§ Set exercise
Check the listing below for lines that hold "content". How many are there? Please give only the number.

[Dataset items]
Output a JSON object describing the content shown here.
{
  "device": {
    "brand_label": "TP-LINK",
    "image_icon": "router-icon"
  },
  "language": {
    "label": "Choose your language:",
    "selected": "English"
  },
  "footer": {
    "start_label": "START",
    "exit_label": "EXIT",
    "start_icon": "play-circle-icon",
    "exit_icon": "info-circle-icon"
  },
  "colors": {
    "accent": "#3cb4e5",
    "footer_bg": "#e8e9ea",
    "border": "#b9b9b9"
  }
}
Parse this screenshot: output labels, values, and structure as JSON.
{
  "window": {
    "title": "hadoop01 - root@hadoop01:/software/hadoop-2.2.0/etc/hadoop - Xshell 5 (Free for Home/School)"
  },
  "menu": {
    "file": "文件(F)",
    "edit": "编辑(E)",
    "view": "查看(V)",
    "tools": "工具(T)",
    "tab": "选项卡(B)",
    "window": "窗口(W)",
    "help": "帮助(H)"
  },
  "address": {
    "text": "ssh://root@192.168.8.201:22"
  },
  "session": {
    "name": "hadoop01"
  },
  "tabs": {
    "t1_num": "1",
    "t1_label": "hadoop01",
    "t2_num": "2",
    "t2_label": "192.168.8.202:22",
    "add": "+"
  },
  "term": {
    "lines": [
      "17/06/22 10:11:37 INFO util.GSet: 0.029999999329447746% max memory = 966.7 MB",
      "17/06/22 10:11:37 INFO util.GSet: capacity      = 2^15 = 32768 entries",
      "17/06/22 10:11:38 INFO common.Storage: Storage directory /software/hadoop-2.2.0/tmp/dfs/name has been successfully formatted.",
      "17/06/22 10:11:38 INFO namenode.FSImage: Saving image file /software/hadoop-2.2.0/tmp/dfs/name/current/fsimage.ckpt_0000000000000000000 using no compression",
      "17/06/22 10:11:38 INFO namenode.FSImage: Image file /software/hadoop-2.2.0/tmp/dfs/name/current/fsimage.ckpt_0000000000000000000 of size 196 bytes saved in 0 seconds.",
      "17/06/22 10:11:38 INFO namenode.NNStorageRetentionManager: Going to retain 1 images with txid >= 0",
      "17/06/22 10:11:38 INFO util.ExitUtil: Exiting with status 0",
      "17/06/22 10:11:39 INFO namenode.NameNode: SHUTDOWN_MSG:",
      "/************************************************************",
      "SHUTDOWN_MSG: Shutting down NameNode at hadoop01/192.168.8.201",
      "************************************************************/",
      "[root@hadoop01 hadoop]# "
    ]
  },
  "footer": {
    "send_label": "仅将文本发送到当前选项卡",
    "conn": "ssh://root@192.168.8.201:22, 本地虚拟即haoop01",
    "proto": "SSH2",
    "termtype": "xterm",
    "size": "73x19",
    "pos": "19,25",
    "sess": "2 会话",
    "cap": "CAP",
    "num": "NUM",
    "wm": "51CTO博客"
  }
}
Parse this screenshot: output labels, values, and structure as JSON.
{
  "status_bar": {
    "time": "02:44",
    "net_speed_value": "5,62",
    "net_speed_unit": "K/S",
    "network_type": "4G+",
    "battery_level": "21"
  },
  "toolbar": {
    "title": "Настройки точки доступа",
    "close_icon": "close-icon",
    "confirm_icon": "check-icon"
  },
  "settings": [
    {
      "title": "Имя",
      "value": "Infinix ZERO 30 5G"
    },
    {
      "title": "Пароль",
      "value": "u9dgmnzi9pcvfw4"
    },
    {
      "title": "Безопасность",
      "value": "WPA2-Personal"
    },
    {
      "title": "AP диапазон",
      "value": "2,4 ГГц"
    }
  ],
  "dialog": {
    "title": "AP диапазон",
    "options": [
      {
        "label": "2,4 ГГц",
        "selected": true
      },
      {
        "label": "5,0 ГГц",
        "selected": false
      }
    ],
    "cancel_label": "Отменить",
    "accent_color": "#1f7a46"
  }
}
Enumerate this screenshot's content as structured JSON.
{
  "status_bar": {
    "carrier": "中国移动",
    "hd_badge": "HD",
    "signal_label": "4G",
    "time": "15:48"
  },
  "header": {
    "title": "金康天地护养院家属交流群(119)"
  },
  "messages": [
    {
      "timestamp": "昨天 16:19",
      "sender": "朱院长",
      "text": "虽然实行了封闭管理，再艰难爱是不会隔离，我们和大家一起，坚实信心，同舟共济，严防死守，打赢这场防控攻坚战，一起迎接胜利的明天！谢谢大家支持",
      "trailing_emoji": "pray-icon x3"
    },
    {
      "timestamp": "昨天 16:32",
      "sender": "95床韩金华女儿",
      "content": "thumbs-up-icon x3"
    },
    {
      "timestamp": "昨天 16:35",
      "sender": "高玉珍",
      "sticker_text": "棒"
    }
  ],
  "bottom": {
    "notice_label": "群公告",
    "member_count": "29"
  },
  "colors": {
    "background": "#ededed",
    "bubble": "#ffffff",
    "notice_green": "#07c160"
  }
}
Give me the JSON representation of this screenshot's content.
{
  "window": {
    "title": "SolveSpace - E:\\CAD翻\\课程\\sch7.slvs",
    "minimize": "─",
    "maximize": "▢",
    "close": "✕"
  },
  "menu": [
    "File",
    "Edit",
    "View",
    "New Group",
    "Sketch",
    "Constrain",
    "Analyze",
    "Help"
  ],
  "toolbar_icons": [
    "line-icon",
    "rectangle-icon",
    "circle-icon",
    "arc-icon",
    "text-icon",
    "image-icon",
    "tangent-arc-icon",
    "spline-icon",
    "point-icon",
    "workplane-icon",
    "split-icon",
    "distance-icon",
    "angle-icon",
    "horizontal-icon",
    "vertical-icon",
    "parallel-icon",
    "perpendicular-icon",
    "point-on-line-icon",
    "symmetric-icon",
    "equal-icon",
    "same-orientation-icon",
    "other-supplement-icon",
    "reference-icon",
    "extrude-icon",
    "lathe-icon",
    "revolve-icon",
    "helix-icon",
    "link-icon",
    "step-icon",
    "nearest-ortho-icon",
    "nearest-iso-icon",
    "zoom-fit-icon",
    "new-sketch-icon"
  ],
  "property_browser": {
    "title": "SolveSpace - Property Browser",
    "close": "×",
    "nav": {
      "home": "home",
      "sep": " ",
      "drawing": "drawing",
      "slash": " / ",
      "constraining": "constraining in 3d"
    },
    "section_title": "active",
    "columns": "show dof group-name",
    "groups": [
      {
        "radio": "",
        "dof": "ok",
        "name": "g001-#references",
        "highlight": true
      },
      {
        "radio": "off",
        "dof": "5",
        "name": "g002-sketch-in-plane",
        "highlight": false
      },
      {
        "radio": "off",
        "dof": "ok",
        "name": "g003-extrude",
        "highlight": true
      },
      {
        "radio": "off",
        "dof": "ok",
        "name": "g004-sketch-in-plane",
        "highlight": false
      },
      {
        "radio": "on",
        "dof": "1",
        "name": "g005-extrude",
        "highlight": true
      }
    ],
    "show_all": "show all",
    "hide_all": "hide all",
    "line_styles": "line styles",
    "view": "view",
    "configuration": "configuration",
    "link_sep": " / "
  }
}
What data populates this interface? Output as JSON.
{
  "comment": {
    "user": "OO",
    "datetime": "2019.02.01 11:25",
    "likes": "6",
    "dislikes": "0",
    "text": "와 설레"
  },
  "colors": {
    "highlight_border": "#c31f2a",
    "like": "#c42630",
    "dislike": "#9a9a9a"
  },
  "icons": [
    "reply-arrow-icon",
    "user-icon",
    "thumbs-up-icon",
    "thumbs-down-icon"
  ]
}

§ Answer in full
4